BEGIN RECORDED INFORMATION

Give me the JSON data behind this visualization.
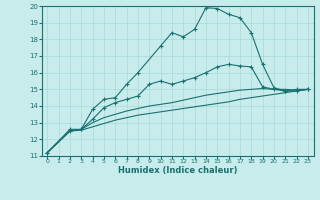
{
  "xlabel": "Humidex (Indice chaleur)",
  "bg_color": "#c8ecec",
  "line_color": "#1a7070",
  "grid_color": "#a8d8d8",
  "xlim": [
    -0.5,
    23.5
  ],
  "ylim": [
    11,
    20
  ],
  "xticks": [
    0,
    1,
    2,
    3,
    4,
    5,
    6,
    7,
    8,
    9,
    10,
    11,
    12,
    13,
    14,
    15,
    16,
    17,
    18,
    19,
    20,
    21,
    22,
    23
  ],
  "yticks": [
    11,
    12,
    13,
    14,
    15,
    16,
    17,
    18,
    19,
    20
  ],
  "lines": [
    {
      "x": [
        0,
        2,
        3,
        4,
        5,
        6,
        7,
        8,
        10,
        11,
        12,
        13,
        14,
        15,
        16,
        17,
        18,
        19,
        20,
        21,
        22,
        23
      ],
      "y": [
        11.2,
        12.6,
        12.6,
        13.8,
        14.4,
        14.5,
        15.3,
        16.0,
        17.6,
        18.4,
        18.15,
        18.6,
        19.9,
        19.85,
        19.5,
        19.3,
        18.4,
        16.5,
        15.1,
        14.9,
        15.0,
        15.0
      ],
      "marker": true
    },
    {
      "x": [
        0,
        2,
        3,
        4,
        5,
        6,
        7,
        8,
        9,
        10,
        11,
        12,
        13,
        14,
        15,
        16,
        17,
        18,
        19,
        20,
        21,
        22,
        23
      ],
      "y": [
        11.2,
        12.5,
        12.6,
        13.2,
        13.9,
        14.2,
        14.4,
        14.6,
        15.3,
        15.5,
        15.3,
        15.5,
        15.7,
        16.0,
        16.35,
        16.5,
        16.4,
        16.35,
        15.15,
        15.0,
        14.9,
        14.9,
        15.0
      ],
      "marker": true
    },
    {
      "x": [
        0,
        2,
        3,
        4,
        5,
        6,
        7,
        8,
        9,
        10,
        11,
        12,
        13,
        14,
        15,
        16,
        17,
        18,
        19,
        20,
        21,
        22,
        23
      ],
      "y": [
        11.2,
        12.5,
        12.6,
        13.0,
        13.3,
        13.5,
        13.7,
        13.85,
        14.0,
        14.1,
        14.2,
        14.35,
        14.5,
        14.65,
        14.75,
        14.85,
        14.95,
        15.0,
        15.05,
        15.0,
        15.0,
        14.95,
        15.0
      ],
      "marker": false
    },
    {
      "x": [
        0,
        2,
        3,
        4,
        5,
        6,
        7,
        8,
        9,
        10,
        11,
        12,
        13,
        14,
        15,
        16,
        17,
        18,
        19,
        20,
        21,
        22,
        23
      ],
      "y": [
        11.2,
        12.5,
        12.55,
        12.75,
        12.95,
        13.15,
        13.3,
        13.45,
        13.55,
        13.65,
        13.75,
        13.85,
        13.95,
        14.05,
        14.15,
        14.25,
        14.4,
        14.5,
        14.6,
        14.7,
        14.8,
        14.9,
        15.0
      ],
      "marker": false
    }
  ]
}
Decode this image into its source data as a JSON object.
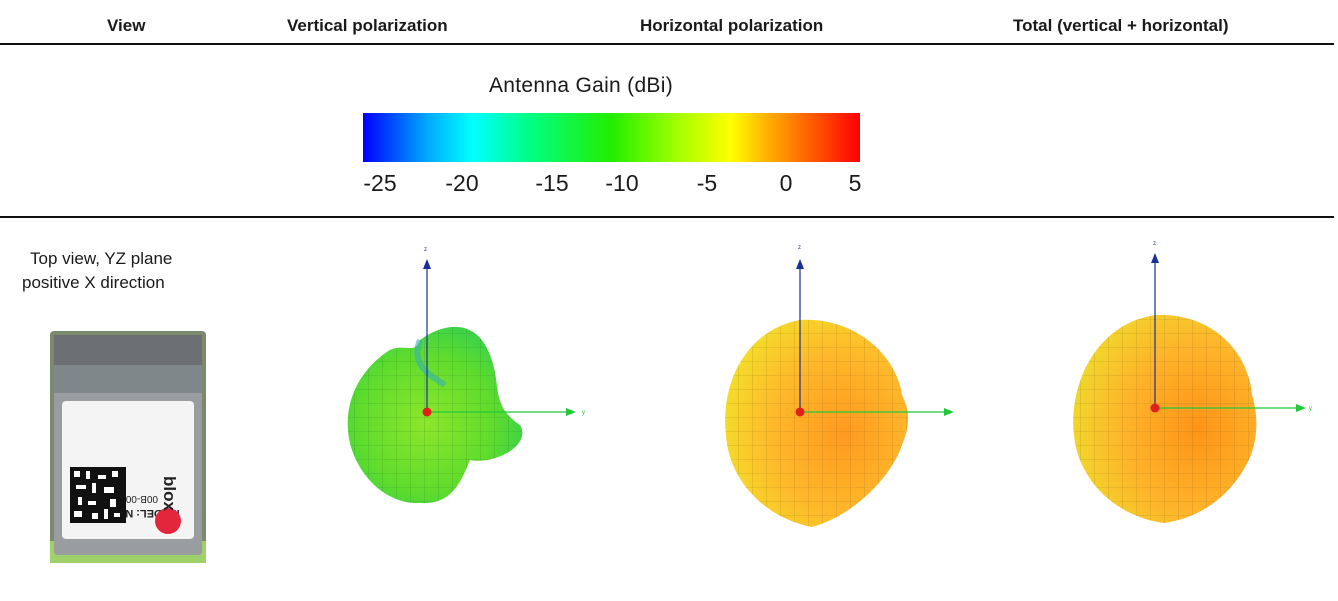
{
  "table": {
    "headers": [
      "View",
      "Vertical polarization",
      "Horizontal polarization",
      "Total (vertical + horizontal)"
    ],
    "row": {
      "view_description": [
        "Top view, YZ plane",
        "positive X direction"
      ]
    }
  },
  "legend": {
    "title": "Antenna Gain (dBi)",
    "ticks": [
      "-25",
      "-20",
      "-15",
      "-10",
      "-5",
      "0",
      "5"
    ],
    "colors": [
      "#0000ff",
      "#00aaff",
      "#00ffff",
      "#00ff88",
      "#22ee00",
      "#aaff00",
      "#ffff00",
      "#ffaa00",
      "#ff5500",
      "#ff0000"
    ]
  },
  "module_label": {
    "model": "MODEL: NINA-B312",
    "code": "00B-00 17/32",
    "brand": "blox"
  },
  "plots": [
    {
      "name": "vertical",
      "axis_z": "z",
      "axis_y": "y",
      "dominant_color": "#66dd22"
    },
    {
      "name": "horizontal",
      "axis_z": "z",
      "axis_y": "y",
      "dominant_color": "#ffb020"
    },
    {
      "name": "total",
      "axis_z": "z",
      "axis_y": "y",
      "dominant_color": "#ffa81a"
    }
  ]
}
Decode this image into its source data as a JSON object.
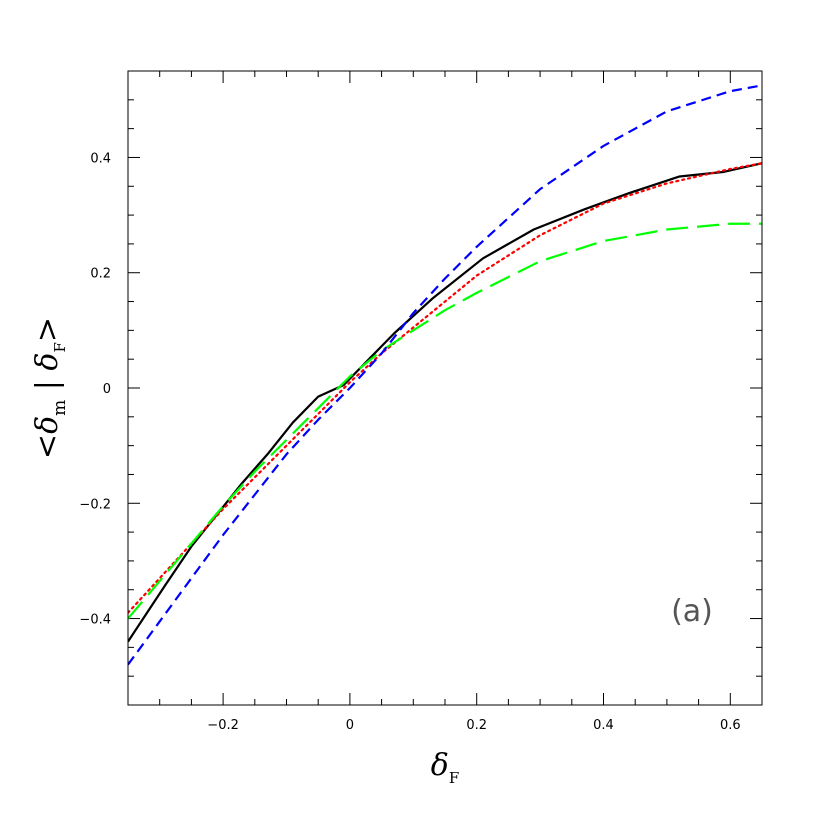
{
  "chart_data": {
    "type": "line",
    "title": "",
    "xlabel": "δ_F",
    "ylabel": "<δ_m | δ_F>",
    "xlim": [
      -0.35,
      0.65
    ],
    "ylim": [
      -0.55,
      0.55
    ],
    "xticks": [
      -0.2,
      0,
      0.2,
      0.4,
      0.6
    ],
    "xtick_labels": [
      "−0.2",
      "0",
      "0.2",
      "0.4",
      "0.6"
    ],
    "yticks": [
      -0.4,
      -0.2,
      0,
      0.2,
      0.4
    ],
    "ytick_labels": [
      "−0.4",
      "−0.2",
      "0",
      "0.2",
      "0.4"
    ],
    "grid": false,
    "annotation": "(a)",
    "series": [
      {
        "color": "#000000",
        "style": "solid",
        "x": [
          -0.35,
          -0.32,
          -0.29,
          -0.25,
          -0.21,
          -0.17,
          -0.13,
          -0.09,
          -0.05,
          -0.01,
          0.03,
          0.07,
          0.13,
          0.21,
          0.29,
          0.37,
          0.44,
          0.52,
          0.59,
          0.65
        ],
        "y": [
          -0.44,
          -0.39,
          -0.34,
          -0.275,
          -0.22,
          -0.165,
          -0.115,
          -0.06,
          -0.015,
          0.005,
          0.05,
          0.095,
          0.155,
          0.225,
          0.275,
          0.31,
          0.338,
          0.367,
          0.375,
          0.39
        ]
      },
      {
        "color": "#ff0000",
        "style": "dotted",
        "x": [
          -0.35,
          -0.3,
          -0.25,
          -0.2,
          -0.15,
          -0.1,
          -0.05,
          0.0,
          0.05,
          0.1,
          0.15,
          0.2,
          0.3,
          0.4,
          0.5,
          0.6,
          0.65
        ],
        "y": [
          -0.39,
          -0.33,
          -0.27,
          -0.21,
          -0.155,
          -0.1,
          -0.045,
          0.01,
          0.06,
          0.105,
          0.15,
          0.195,
          0.265,
          0.32,
          0.355,
          0.38,
          0.39
        ]
      },
      {
        "color": "#00ff00",
        "style": "long-dash",
        "x": [
          -0.35,
          -0.3,
          -0.25,
          -0.2,
          -0.15,
          -0.1,
          -0.05,
          0.0,
          0.05,
          0.1,
          0.15,
          0.2,
          0.3,
          0.4,
          0.5,
          0.6,
          0.65
        ],
        "y": [
          -0.4,
          -0.335,
          -0.27,
          -0.205,
          -0.145,
          -0.09,
          -0.035,
          0.02,
          0.065,
          0.1,
          0.135,
          0.165,
          0.22,
          0.255,
          0.275,
          0.285,
          0.285
        ]
      },
      {
        "color": "#0000ff",
        "style": "short-dash",
        "x": [
          -0.35,
          -0.3,
          -0.25,
          -0.2,
          -0.15,
          -0.1,
          -0.05,
          0.0,
          0.05,
          0.1,
          0.15,
          0.2,
          0.3,
          0.4,
          0.5,
          0.6,
          0.65
        ],
        "y": [
          -0.48,
          -0.405,
          -0.33,
          -0.255,
          -0.185,
          -0.115,
          -0.055,
          0.0,
          0.06,
          0.13,
          0.19,
          0.245,
          0.345,
          0.42,
          0.48,
          0.515,
          0.525
        ]
      }
    ]
  }
}
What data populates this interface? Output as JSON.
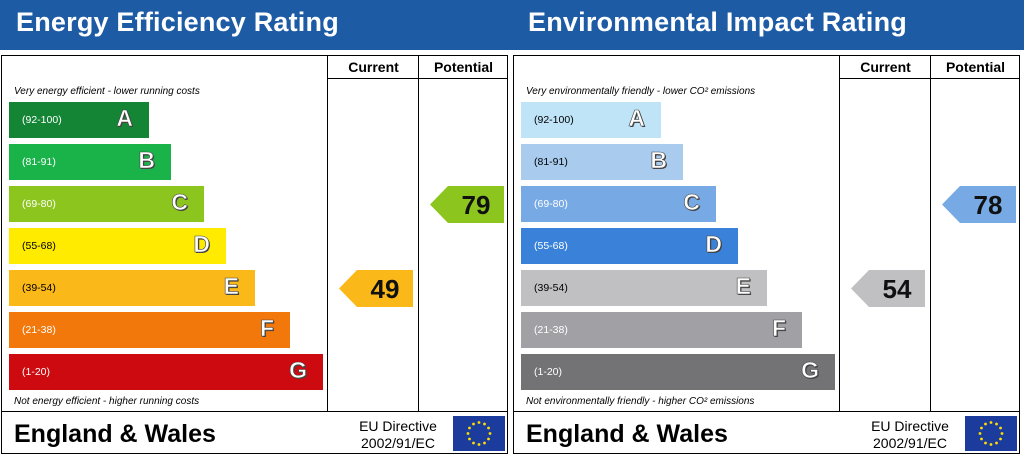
{
  "chart_data": [
    {
      "type": "bar",
      "title": "Energy Efficiency Rating",
      "columns": [
        "Current",
        "Potential"
      ],
      "top_note": "Very energy efficient - lower running costs",
      "bottom_note": "Not energy efficient - higher running costs",
      "bands": [
        {
          "letter": "A",
          "range": "(92-100)",
          "color": "#138535",
          "text_color": "#ffffff"
        },
        {
          "letter": "B",
          "range": "(81-91)",
          "color": "#19b34a",
          "text_color": "#ffffff"
        },
        {
          "letter": "C",
          "range": "(69-80)",
          "color": "#8dc51f",
          "text_color": "#ffffff"
        },
        {
          "letter": "D",
          "range": "(55-68)",
          "color": "#ffeb00",
          "text_color": "#000000"
        },
        {
          "letter": "E",
          "range": "(39-54)",
          "color": "#fbb919",
          "text_color": "#000000"
        },
        {
          "letter": "F",
          "range": "(21-38)",
          "color": "#f2780c",
          "text_color": "#ffffff"
        },
        {
          "letter": "G",
          "range": "(1-20)",
          "color": "#cc0a0f",
          "text_color": "#ffffff"
        }
      ],
      "current": {
        "value": 49,
        "band": "E",
        "color": "#fbb919"
      },
      "potential": {
        "value": 79,
        "band": "C",
        "color": "#8dc51f"
      },
      "footer": {
        "country": "England & Wales",
        "directive_line1": "EU Directive",
        "directive_line2": "2002/91/EC"
      }
    },
    {
      "type": "bar",
      "title": "Environmental Impact Rating",
      "columns": [
        "Current",
        "Potential"
      ],
      "top_note": "Very environmentally friendly - lower CO² emissions",
      "bottom_note": "Not environmentally friendly - higher CO² emissions",
      "bands": [
        {
          "letter": "A",
          "range": "(92-100)",
          "color": "#bfe4f8",
          "text_color": "#000000"
        },
        {
          "letter": "B",
          "range": "(81-91)",
          "color": "#a9ccee",
          "text_color": "#000000"
        },
        {
          "letter": "C",
          "range": "(69-80)",
          "color": "#77aae4",
          "text_color": "#ffffff"
        },
        {
          "letter": "D",
          "range": "(55-68)",
          "color": "#3a82d9",
          "text_color": "#ffffff"
        },
        {
          "letter": "E",
          "range": "(39-54)",
          "color": "#c0c0c2",
          "text_color": "#000000"
        },
        {
          "letter": "F",
          "range": "(21-38)",
          "color": "#a1a0a4",
          "text_color": "#ffffff"
        },
        {
          "letter": "G",
          "range": "(1-20)",
          "color": "#737275",
          "text_color": "#ffffff"
        }
      ],
      "current": {
        "value": 54,
        "band": "E",
        "color": "#c0c0c2"
      },
      "potential": {
        "value": 78,
        "band": "C",
        "color": "#77aae4"
      },
      "footer": {
        "country": "England & Wales",
        "directive_line1": "EU Directive",
        "directive_line2": "2002/91/EC"
      }
    }
  ]
}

END RECORDED INFORMATION

[PROBLEM REQUIREMENTS]: Take every line from the records above that has the word "emissions" and copy it.

[THE COMPLETED TASK]:
      "top_note": "Very environmentally friendly - lower CO² emissions",
      "bottom_note": "Not environmentally friendly - higher CO² emissions",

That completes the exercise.